Data lines »
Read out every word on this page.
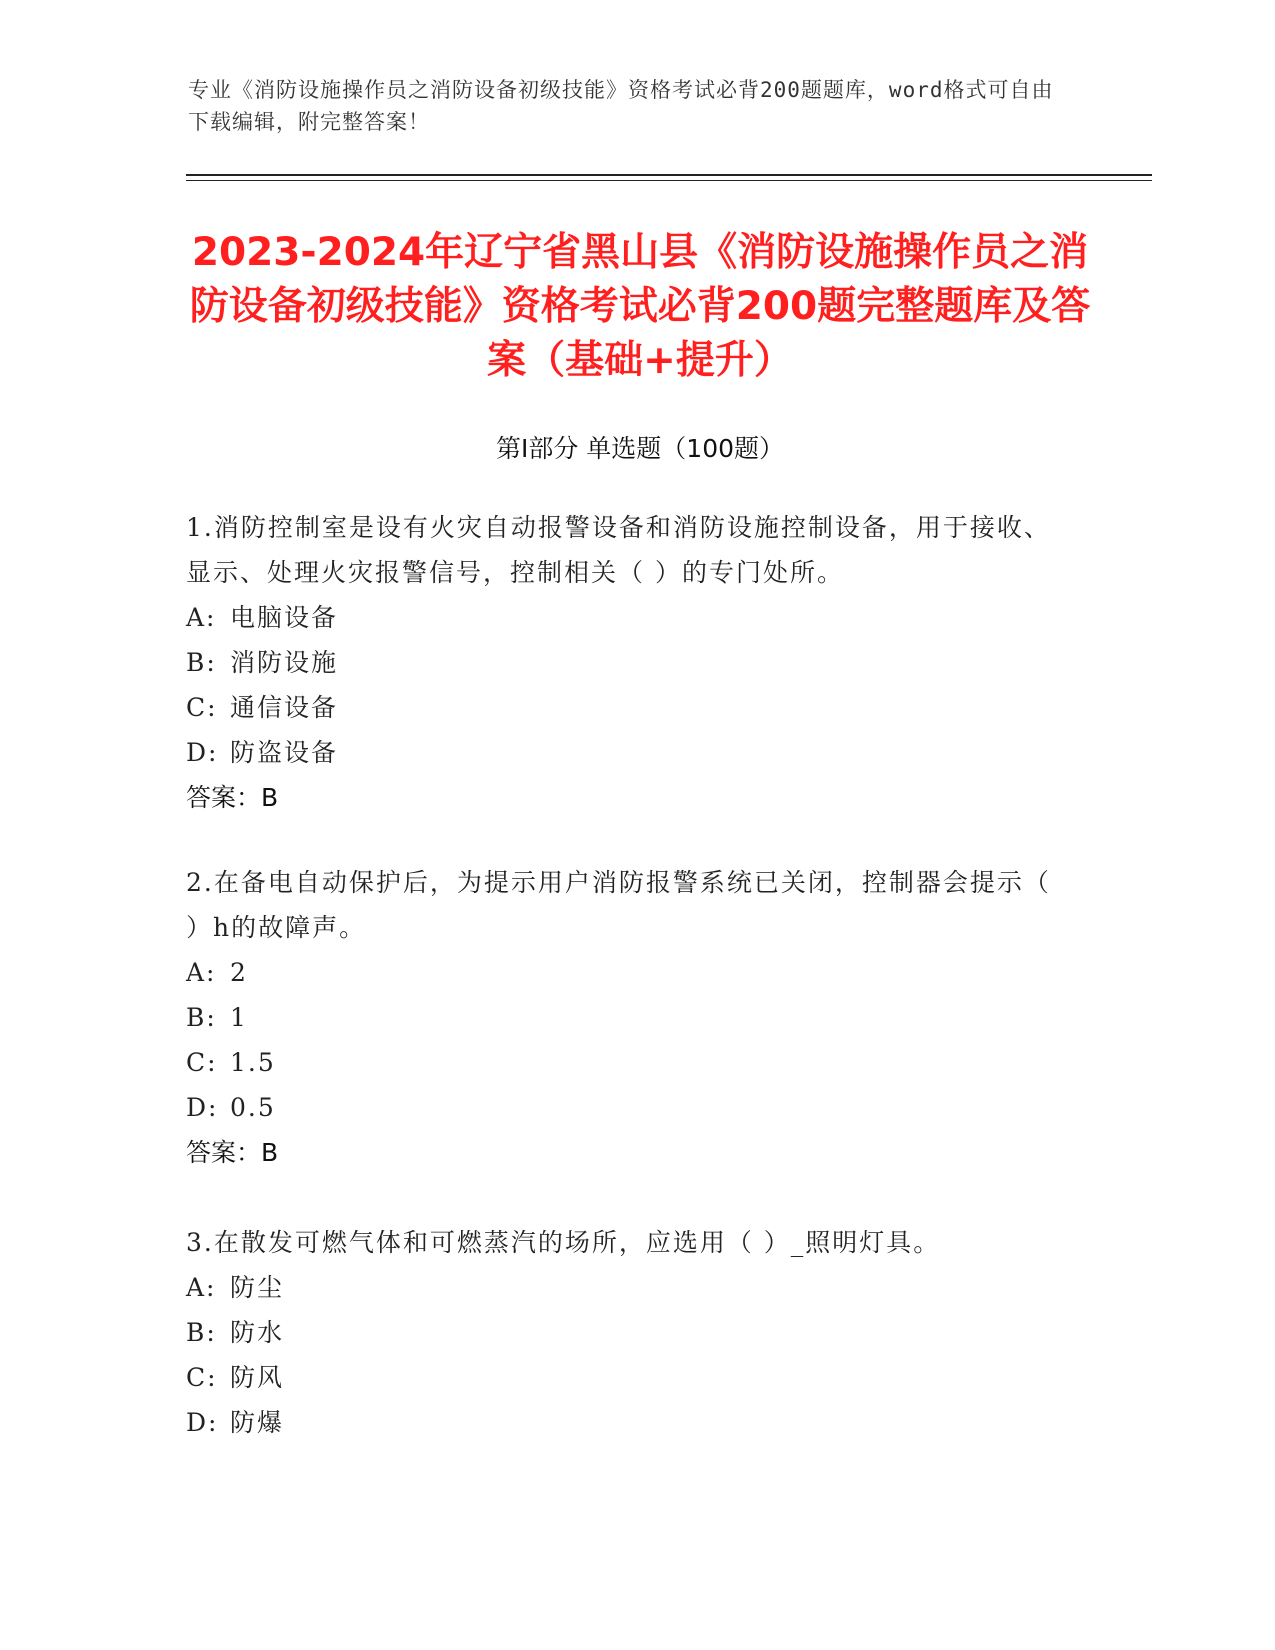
专业《消防设施操作员之消防设备初级技能》资格考试必背200题题库，word格式可自由下载编辑，附完整答案！
2023-2024年辽宁省黑山县《消防设施操作员之消防设备初级技能》资格考试必背200题完整题库及答案（基础+提升）
第I部分 单选题（100题）
1.消防控制室是设有火灾自动报警设备和消防设施控制设备，用于接收、显示、处理火灾报警信号，控制相关（ ）的专门处所。
A: 电脑设备
B: 消防设施
C: 通信设备
D: 防盗设备
答案：B
2.在备电自动保护后，为提示用户消防报警系统已关闭，控制器会提示（ ）h的故障声。
A: 2
B: 1
C: 1.5
D: 0.5
答案：B
3.在散发可燃气体和可燃蒸汽的场所，应选用（ ）_照明灯具。
A: 防尘
B: 防水
C: 防风
D: 防爆
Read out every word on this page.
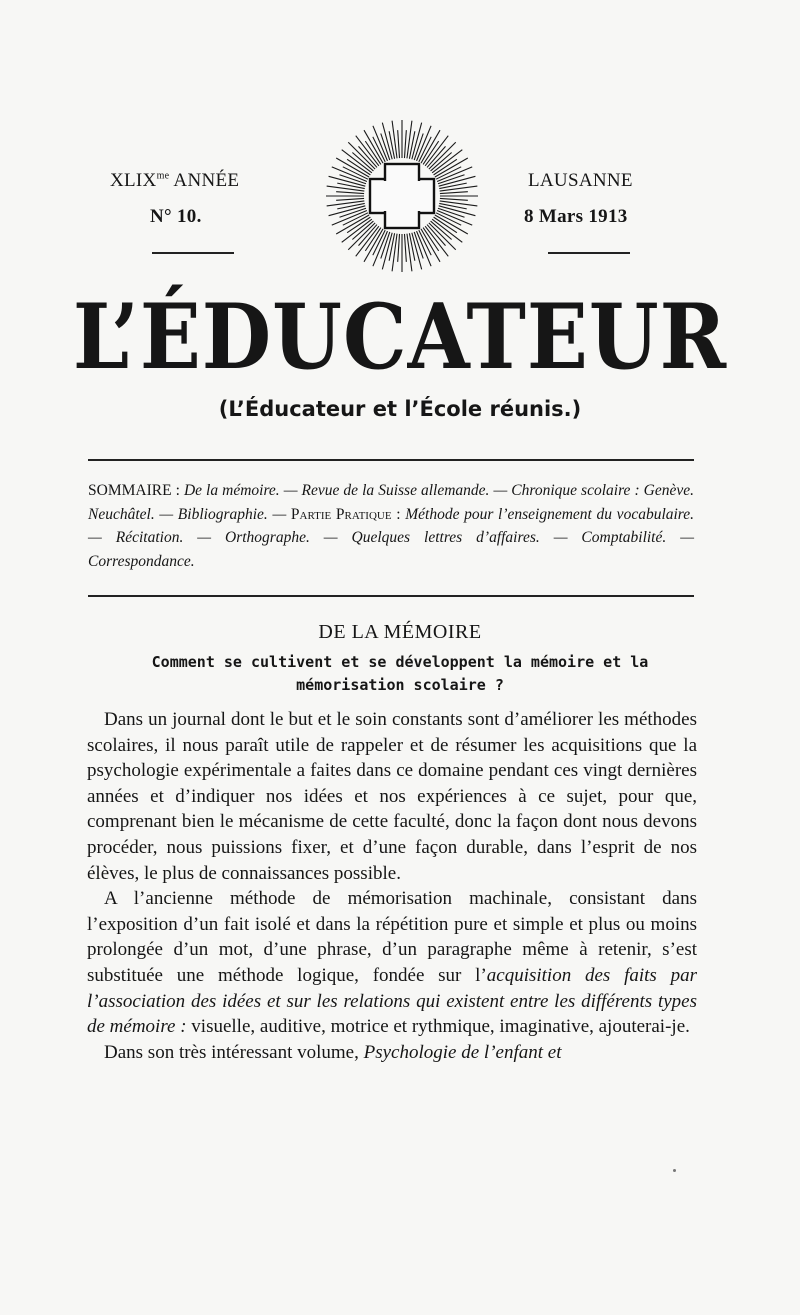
$XLIX^{me}$ ANNÉE
N° 10.
LAUSANNE
8 Mars 1913
L’ÉDUCATEUR
(L’Éducateur et l’École réunis.)
SOMMAIRE : De la mémoire. — Revue de la Suisse allemande. — Chronique scolaire : Genève. Neuchâtel. — Bibliographie. — Partie Pratique : Méthode pour l’enseignement du vocabulaire. — Récitation. — Orthographe. — Quelques lettres d’affaires. — Comptabilité. — Correspondance.
DE LA MÉMOIRE
Comment se cultivent et se développent la mémoire et la mémorisation scolaire ?

Dans un journal dont le but et le soin constants sont d’améliorer les méthodes scolaires, il nous paraît utile de rappeler et de résumer les acquisitions que la psychologie expérimentale a faites dans ce domaine pendant ces vingt dernières années et d’indiquer nos idées et nos expériences à ce sujet, pour que, comprenant bien le mécanisme de cette faculté, donc la façon dont nous devons procéder, nous puissions fixer, et d’une façon durable, dans l’esprit de nos élèves, le plus de connaissances possible.

A l’ancienne méthode de mémorisation machinale, consistant dans l’exposition d’un fait isolé et dans la répétition pure et simple et plus ou moins prolongée d’un mot, d’une phrase, d’un paragraphe même à retenir, s’est substituée une méthode logique, fondée sur l’acquisition des faits par l’association des idées et sur les relations qui existent entre les différents types de mémoire : visuelle, auditive, motrice et rythmique, imaginative, ajouterai-je.

Dans son très intéressant volume, Psychologie de l’enfant et
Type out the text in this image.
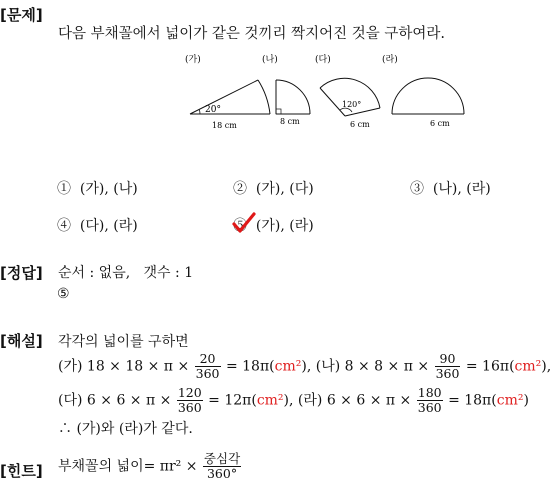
[문제]
[정답]
[해설]
[힌트]
다음 부채꼴에서 넓이가 같은 것끼리 짝지어진 것을 구하여라.
(가)
20°
18 cm
(나)
8 cm
(다)
120°
6 cm
(라)
6 cm
① (가), (나)	② (가), (다)	③ (나), (라)
④ (다), (라)	⑤ (가), (라)
순서 : 없음, 갯수 : 1
⑤
각각의 넓이를 구하면
(가) $18 \times 18 \times \pi \times \frac{20}{360} = 18\pi(cm^2)$, (나) $8 \times 8 \times \pi \times \frac{90}{360} = 16\pi(cm^2)$,
(다) $6 \times 6 \times \pi \times \frac{120}{360} = 12\pi(cm^2)$, (라) $6 \times 6 \times \pi \times \frac{180}{360} = 18\pi(cm^2)$
∴ (가)와 (라)가 같다.
부채꼴의 넓이= $\pi r^2 \times \frac{\text{중심각}}{360^\circ}$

Request » Using the material above, copy every line in which the string "frac" occurs.

Problem solution »
(가) $18 \times 18 \times \pi \times \frac{20}{360} = 18\pi(cm^2)$, (나) $8 \times 8 \times \pi \times \frac{90}{360} = 16\pi(cm^2)$,
(다) $6 \times 6 \times \pi \times \frac{120}{360} = 12\pi(cm^2)$, (라) $6 \times 6 \times \pi \times \frac{180}{360} = 18\pi(cm^2)$
부채꼴의 넓이= $\pi r^2 \times \frac{\text{중심각}}{360^\circ}$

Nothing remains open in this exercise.